** begin STORED RECORDS **

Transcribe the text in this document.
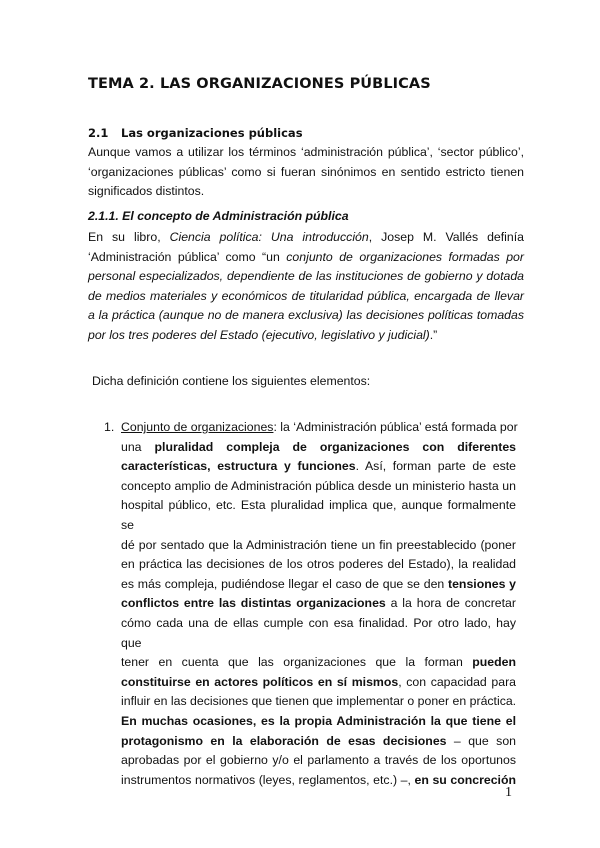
TEMA 2. LAS ORGANIZACIONES PÚBLICAS
2.1 Las organizaciones públicas
Aunque vamos a utilizar los términos ‘administración pública’, ‘sector público’,
‘organizaciones públicas’ como si fueran sinónimos en sentido estricto tienen
significados distintos.
2.1.1. El concepto de Administración pública
En su libro, Ciencia política: Una introducción, Josep M. Vallés definía
‘Administración pública’ como “un conjunto de organizaciones formadas por
personal especializados, dependiente de las instituciones de gobierno y dotada
de medios materiales y económicos de titularidad pública, encargada de llevar
a la práctica (aunque no de manera exclusiva) las decisiones políticas tomadas
por los tres poderes del Estado (ejecutivo, legislativo y judicial).”
Dicha definición contiene los siguientes elementos:
1. Conjunto de organizaciones: la ‘Administración pública’ está formada por
una pluralidad compleja de organizaciones con diferentes
características, estructura y funciones. Así, forman parte de este
concepto amplio de Administración pública desde un ministerio hasta un
hospital público, etc. Esta pluralidad implica que, aunque formalmente se
dé por sentado que la Administración tiene un fin preestablecido (poner
en práctica las decisiones de los otros poderes del Estado), la realidad
es más compleja, pudiéndose llegar el caso de que se den tensiones y
conflictos entre las distintas organizaciones a la hora de concretar
cómo cada una de ellas cumple con esa finalidad. Por otro lado, hay que
tener en cuenta que las organizaciones que la forman pueden
constituirse en actores políticos en sí mismos, con capacidad para
influir en las decisiones que tienen que implementar o poner en práctica.
En muchas ocasiones, es la propia Administración la que tiene el
protagonismo en la elaboración de esas decisiones – que son
aprobadas por el gobierno y/o el parlamento a través de los oportunos
instrumentos normativos (leyes, reglamentos, etc.) –, en su concreción
1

** end STORED RECORDS **

Without the pictures, write out the whole listing above exactly as it appears.

• **SOLVED EXERCISE**
Transcribe the text in this document.
TEMA 2. LAS ORGANIZACIONES PÚBLICAS
2.1 Las organizaciones públicas
Aunque vamos a utilizar los términos ‘administración pública’, ‘sector público’,
‘organizaciones públicas’ como si fueran sinónimos en sentido estricto tienen
significados distintos.
2.1.1. El concepto de Administración pública
En su libro, Ciencia política: Una introducción, Josep M. Vallés definía
‘Administración pública’ como “un conjunto de organizaciones formadas por
personal especializados, dependiente de las instituciones de gobierno y dotada
de medios materiales y económicos de titularidad pública, encargada de llevar
a la práctica (aunque no de manera exclusiva) las decisiones políticas tomadas
por los tres poderes del Estado (ejecutivo, legislativo y judicial).”
Dicha definición contiene los siguientes elementos:
1. Conjunto de organizaciones: la ‘Administración pública’ está formada por
una pluralidad compleja de organizaciones con diferentes
características, estructura y funciones. Así, forman parte de este
concepto amplio de Administración pública desde un ministerio hasta un
hospital público, etc. Esta pluralidad implica que, aunque formalmente se
dé por sentado que la Administración tiene un fin preestablecido (poner
en práctica las decisiones de los otros poderes del Estado), la realidad
es más compleja, pudiéndose llegar el caso de que se den tensiones y
conflictos entre las distintas organizaciones a la hora de concretar
cómo cada una de ellas cumple con esa finalidad. Por otro lado, hay que
tener en cuenta que las organizaciones que la forman pueden
constituirse en actores políticos en sí mismos, con capacidad para
influir en las decisiones que tienen que implementar o poner en práctica.
En muchas ocasiones, es la propia Administración la que tiene el
protagonismo en la elaboración de esas decisiones – que son
aprobadas por el gobierno y/o el parlamento a través de los oportunos
instrumentos normativos (leyes, reglamentos, etc.) –, en su concreción
1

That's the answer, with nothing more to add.